### Selected excerpt
══════
Windswept_ The Story of Wind and Weather - Marq de Villiers [128]
If you were really careful, you could angle yourself to screen out the worst of the vistas. If you walk along the hiking trail that traverses the site for about a mile, you can see a ridge with a graceful line of new turbines soaring over it, as elegant as the flight path of a gull, a sight that lifted the heart, but the overall impression was overwhelmingly depressing. "There are some good people with good machines here," said the security guard, squatting on his heels, staring down into a gully. He sounded glum. "But lots of them don't care. I guess they took their money and ran. Too bad they don't make them clear up after themselves." He himself lived down in the valley, within sight of a few hundred turbines. "They don't look too bad," he said, "from a distance."
Altamont is everyone's worst-case scenario. Even on the Sussex Downs in England, wind farm opponents trot out pictures of Altamont to scare the locals.
But the turbines that are being built now almost all follow the Danish model. They are tall, solid towers, no longer made of iron lattice but white painted steel, soaring into the sky, their three-bladed rotors as graceful as storks, as I had seen for myself at Lower West Pubnico. And they are springing up everywhere. The wind rush, indeed, is on.
══════
### Given information
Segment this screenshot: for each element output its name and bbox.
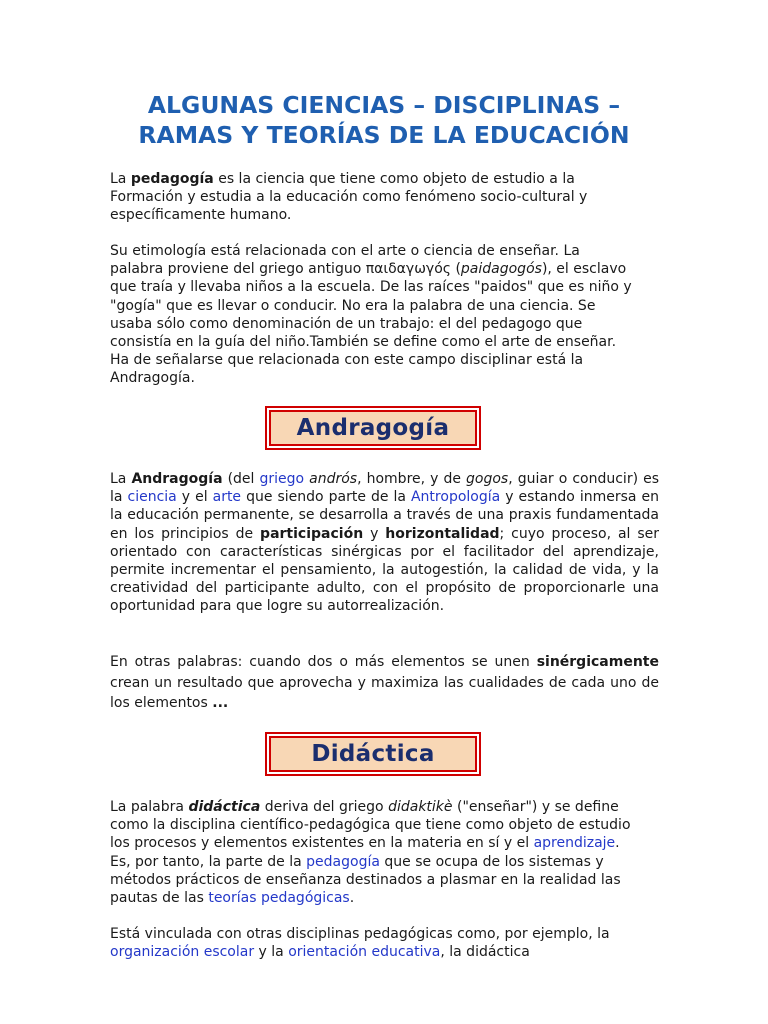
══════
### Your instructions
From the wind farm passage, pull out the words starting with "Altamont is everyone's" and going on through "indeed, is on.". The material has nothing to do with the wind farm passage.

### The result
Altamont is everyone's worst-case scenario. Even on the Sussex Downs in England, wind farm opponents trot out pictures of Altamont to scare the locals.
But the turbines that are being built now almost all follow the Danish model. They are tall, solid towers, no longer made of iron lattice but white painted steel, soaring into the sky, their three-bladed rotors as graceful as storks, as I had seen for myself at Lower West Pubnico. And they are springing up everywhere. The wind rush, indeed, is on.